Give back the full listing exactly, setting the pictures aside.

= Beginning of Section =

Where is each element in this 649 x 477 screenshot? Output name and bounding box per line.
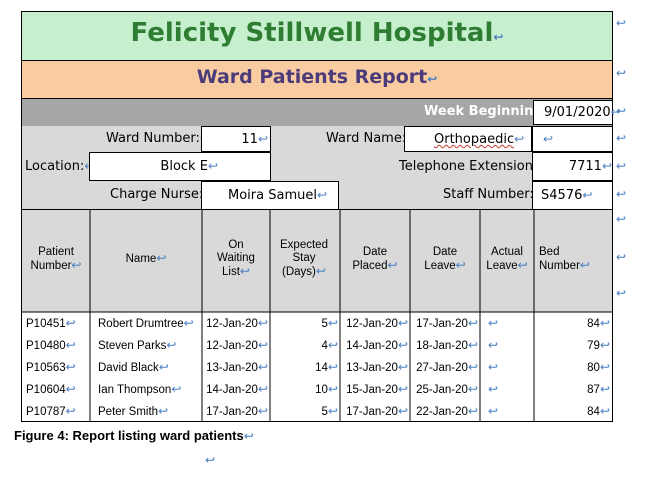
cell-actual-leave[interactable]: ↩ (488, 338, 499, 352)
return-mark-icon: ↩ (616, 131, 627, 145)
charge-nurse-value[interactable]: Moira Samuel↩ (201, 181, 339, 210)
return-mark-icon: ↩ (616, 104, 627, 118)
return-mark-icon: ↩ (616, 212, 627, 226)
week-label: Week Beginning: (424, 104, 548, 119)
return-mark-icon: ↩ (616, 286, 627, 300)
location-label: Location:↩ (25, 159, 94, 174)
cell-actual-leave[interactable]: ↩ (488, 404, 499, 418)
week-row (21, 99, 613, 126)
col-header-expected-stay: Expected Stay (Days)↩ (280, 239, 328, 278)
cell-waiting: 12-Jan-20↩ (206, 338, 268, 352)
cell-patient-number: P10787↩ (26, 404, 76, 418)
return-mark-icon: ↩ (616, 66, 627, 80)
cell-actual-leave[interactable]: ↩ (488, 382, 499, 396)
col-header-date-leave: Date Leave↩ (424, 246, 466, 272)
cell-leave: 17-Jan-20↩ (416, 316, 478, 330)
return-mark-icon: ↩ (616, 187, 627, 201)
title-band: Felicity Stillwell Hospital↩ (21, 11, 613, 61)
return-mark-icon: ↩ (205, 453, 216, 467)
col-header-name: Name↩ (125, 251, 167, 266)
cell-name: Steven Parks↩ (98, 338, 177, 352)
cell-name: Peter Smith↩ (98, 404, 169, 418)
cell-patient-number: P10563↩ (26, 360, 76, 374)
charge-nurse-label: Charge Nurse:↩ (110, 187, 213, 202)
figure-caption: Figure 4: Report listing ward patients↩ (14, 428, 254, 443)
cell-waiting: 13-Jan-20↩ (206, 360, 268, 374)
cell-bed: 84↩ (587, 316, 610, 330)
cell-stay: 5↩ (321, 404, 338, 418)
return-mark-icon: ↩ (616, 16, 627, 30)
patient-table: Patient Number↩ Name↩ On Waiting List↩ Expe… (21, 210, 613, 422)
return-mark-icon: ↩ (493, 30, 504, 44)
col-header-bed-number: Bed Number↩ (539, 246, 590, 272)
col-header-waiting-list: On Waiting List↩ (217, 239, 255, 278)
cell-name: David Black↩ (98, 360, 169, 374)
location-value[interactable]: Block E↩ (89, 152, 271, 181)
ward-number-label: Ward Number:↩ (106, 131, 210, 146)
report-title: Ward Patients Report (196, 66, 428, 88)
cell-leave: 22-Jan-20↩ (416, 404, 478, 418)
table-row[interactable]: P10787↩ Peter Smith↩ 17-Jan-20↩ 5↩ 17-Ja… (22, 404, 612, 422)
ward-extra-cell[interactable]: ↩ (532, 126, 613, 152)
cell-placed: 14-Jan-20↩ (346, 338, 408, 352)
cell-placed: 17-Jan-20↩ (346, 404, 408, 418)
cell-placed: 15-Jan-20↩ (346, 382, 408, 396)
table-row[interactable]: P10480↩ Steven Parks↩ 12-Jan-20↩ 4↩ 14-J… (22, 338, 612, 358)
table-grid (22, 210, 612, 422)
cell-waiting: 12-Jan-20↩ (206, 316, 268, 330)
cell-name: Robert Drumtree↩ (98, 316, 194, 330)
staff-number-value[interactable]: S4576↩ (532, 181, 613, 210)
cell-stay: 5↩ (321, 316, 338, 330)
return-mark-icon: ↩ (427, 72, 438, 86)
cell-bed: 79↩ (587, 338, 610, 352)
cell-leave: 18-Jan-20↩ (416, 338, 478, 352)
ward-name-label: Ward Name:↩ (326, 131, 416, 146)
subtitle-band: Ward Patients Report↩ (21, 61, 613, 99)
phone-label: Telephone Extension:↩ (399, 159, 547, 174)
hospital-name: Felicity Stillwell Hospital (130, 18, 494, 48)
cell-leave: 27-Jan-20↩ (416, 360, 478, 374)
cell-patient-number: P10451↩ (26, 316, 76, 330)
col-header-date-placed: Date Placed↩ (352, 246, 398, 272)
cell-patient-number: P10604↩ (26, 382, 76, 396)
table-row[interactable]: P10451↩ Robert Drumtree↩ 12-Jan-20↩ 5↩ 1… (22, 316, 612, 336)
cell-stay: 10↩ (315, 382, 338, 396)
table-row[interactable]: P10563↩ David Black↩ 13-Jan-20↩ 14↩ 13-J… (22, 360, 612, 380)
col-header-actual-leave: Actual Leave↩ (486, 246, 528, 272)
cell-waiting: 17-Jan-20↩ (206, 404, 268, 418)
ward-name-value[interactable]: Orthopaedic↩ (404, 126, 532, 152)
cell-name: Ian Thompson↩ (98, 382, 182, 396)
cell-bed: 87↩ (587, 382, 610, 396)
cell-stay: 14↩ (315, 360, 338, 374)
staff-number-label: Staff Number:↩ (443, 187, 544, 202)
cell-placed: 13-Jan-20↩ (346, 360, 408, 374)
cell-patient-number: P10480↩ (26, 338, 76, 352)
phone-value[interactable]: 7711↩ (532, 152, 613, 181)
table-row[interactable]: P10604↩ Ian Thompson↩ 14-Jan-20↩ 10↩ 15-… (22, 382, 612, 402)
cell-placed: 12-Jan-20↩ (346, 316, 408, 330)
cell-bed: 84↩ (587, 404, 610, 418)
cell-stay: 4↩ (321, 338, 338, 352)
cell-leave: 25-Jan-20↩ (416, 382, 478, 396)
cell-actual-leave[interactable]: ↩ (488, 316, 499, 330)
week-value[interactable]: 9/01/2020↩ (533, 100, 621, 125)
return-mark-icon: ↩ (616, 250, 627, 264)
ward-number-value[interactable]: 11↩ (201, 126, 271, 152)
col-header-patient-number: Patient Number↩ (30, 246, 82, 272)
cell-waiting: 14-Jan-20↩ (206, 382, 268, 396)
cell-actual-leave[interactable]: ↩ (488, 360, 499, 374)
return-mark-icon: ↩ (616, 159, 627, 173)
cell-bed: 80↩ (587, 360, 610, 374)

= End of Section =

**SOLUTION FOR THIS TASK**
Where is each element in this 649 x 477 screenshot? Output name and bounding box per line.
cell-actual-leave[interactable]: ↩ (488, 338, 499, 352)
return-mark-icon: ↩ (616, 131, 627, 145)
charge-nurse-value[interactable]: Moira Samuel↩ (201, 181, 339, 210)
return-mark-icon: ↩ (616, 104, 627, 118)
return-mark-icon: ↩ (616, 212, 627, 226)
week-label: Week Beginning: (424, 104, 548, 119)
return-mark-icon: ↩ (616, 286, 627, 300)
location-label: Location:↩ (25, 159, 94, 174)
cell-actual-leave[interactable]: ↩ (488, 404, 499, 418)
week-row (21, 99, 613, 126)
col-header-expected-stay: Expected Stay (Days)↩ (280, 239, 328, 278)
cell-waiting: 12-Jan-20↩ (206, 338, 268, 352)
cell-patient-number: P10787↩ (26, 404, 76, 418)
return-mark-icon: ↩ (616, 66, 627, 80)
cell-actual-leave[interactable]: ↩ (488, 382, 499, 396)
col-header-date-leave: Date Leave↩ (424, 246, 466, 272)
cell-leave: 17-Jan-20↩ (416, 316, 478, 330)
return-mark-icon: ↩ (616, 187, 627, 201)
title-band: Felicity Stillwell Hospital↩ (21, 11, 613, 61)
return-mark-icon: ↩ (205, 453, 216, 467)
col-header-name: Name↩ (125, 251, 167, 266)
cell-name: Steven Parks↩ (98, 338, 177, 352)
cell-name: Peter Smith↩ (98, 404, 169, 418)
cell-patient-number: P10563↩ (26, 360, 76, 374)
charge-nurse-label: Charge Nurse:↩ (110, 187, 213, 202)
figure-caption: Figure 4: Report listing ward patients↩ (14, 428, 254, 443)
cell-waiting: 13-Jan-20↩ (206, 360, 268, 374)
cell-bed: 84↩ (587, 316, 610, 330)
cell-stay: 5↩ (321, 404, 338, 418)
return-mark-icon: ↩ (616, 16, 627, 30)
patient-table: Patient Number↩ Name↩ On Waiting List↩ Expe… (21, 210, 613, 422)
return-mark-icon: ↩ (493, 30, 504, 44)
col-header-bed-number: Bed Number↩ (539, 246, 590, 272)
col-header-waiting-list: On Waiting List↩ (217, 239, 255, 278)
cell-name: David Black↩ (98, 360, 169, 374)
location-value[interactable]: Block E↩ (89, 152, 271, 181)
ward-number-label: Ward Number:↩ (106, 131, 210, 146)
report-title: Ward Patients Report (196, 66, 428, 88)
cell-leave: 22-Jan-20↩ (416, 404, 478, 418)
table-row[interactable]: P10787↩ Peter Smith↩ 17-Jan-20↩ 5↩ 17-Ja… (22, 404, 612, 422)
ward-extra-cell[interactable]: ↩ (532, 126, 613, 152)
cell-placed: 14-Jan-20↩ (346, 338, 408, 352)
cell-placed: 17-Jan-20↩ (346, 404, 408, 418)
cell-placed: 15-Jan-20↩ (346, 382, 408, 396)
table-row[interactable]: P10480↩ Steven Parks↩ 12-Jan-20↩ 4↩ 14-J… (22, 338, 612, 358)
table-grid (22, 210, 612, 422)
cell-waiting: 12-Jan-20↩ (206, 316, 268, 330)
cell-name: Robert Drumtree↩ (98, 316, 194, 330)
staff-number-value[interactable]: S4576↩ (532, 181, 613, 210)
cell-stay: 5↩ (321, 316, 338, 330)
return-mark-icon: ↩ (427, 72, 438, 86)
cell-bed: 79↩ (587, 338, 610, 352)
cell-leave: 18-Jan-20↩ (416, 338, 478, 352)
ward-name-label: Ward Name:↩ (326, 131, 416, 146)
subtitle-band: Ward Patients Report↩ (21, 61, 613, 99)
phone-label: Telephone Extension:↩ (399, 159, 547, 174)
hospital-name: Felicity Stillwell Hospital (130, 18, 494, 48)
cell-leave: 27-Jan-20↩ (416, 360, 478, 374)
cell-patient-number: P10451↩ (26, 316, 76, 330)
col-header-date-placed: Date Placed↩ (352, 246, 398, 272)
cell-patient-number: P10604↩ (26, 382, 76, 396)
table-row[interactable]: P10451↩ Robert Drumtree↩ 12-Jan-20↩ 5↩ 1… (22, 316, 612, 336)
cell-stay: 10↩ (315, 382, 338, 396)
table-row[interactable]: P10563↩ David Black↩ 13-Jan-20↩ 14↩ 13-J… (22, 360, 612, 380)
col-header-actual-leave: Actual Leave↩ (486, 246, 528, 272)
cell-waiting: 17-Jan-20↩ (206, 404, 268, 418)
ward-name-value[interactable]: Orthopaedic↩ (404, 126, 532, 152)
cell-name: Ian Thompson↩ (98, 382, 182, 396)
cell-bed: 87↩ (587, 382, 610, 396)
cell-stay: 14↩ (315, 360, 338, 374)
staff-number-label: Staff Number:↩ (443, 187, 544, 202)
cell-placed: 13-Jan-20↩ (346, 360, 408, 374)
cell-patient-number: P10480↩ (26, 338, 76, 352)
phone-value[interactable]: 7711↩ (532, 152, 613, 181)
table-row[interactable]: P10604↩ Ian Thompson↩ 14-Jan-20↩ 10↩ 15-… (22, 382, 612, 402)
cell-placed: 12-Jan-20↩ (346, 316, 408, 330)
cell-bed: 84↩ (587, 404, 610, 418)
cell-stay: 4↩ (321, 338, 338, 352)
cell-leave: 25-Jan-20↩ (416, 382, 478, 396)
cell-actual-leave[interactable]: ↩ (488, 316, 499, 330)
week-value[interactable]: 9/01/2020↩ (533, 100, 621, 125)
return-mark-icon: ↩ (616, 250, 627, 264)
ward-number-value[interactable]: 11↩ (201, 126, 271, 152)
col-header-patient-number: Patient Number↩ (30, 246, 82, 272)
cell-waiting: 14-Jan-20↩ (206, 382, 268, 396)
cell-actual-leave[interactable]: ↩ (488, 360, 499, 374)
return-mark-icon: ↩ (616, 159, 627, 173)
cell-bed: 80↩ (587, 360, 610, 374)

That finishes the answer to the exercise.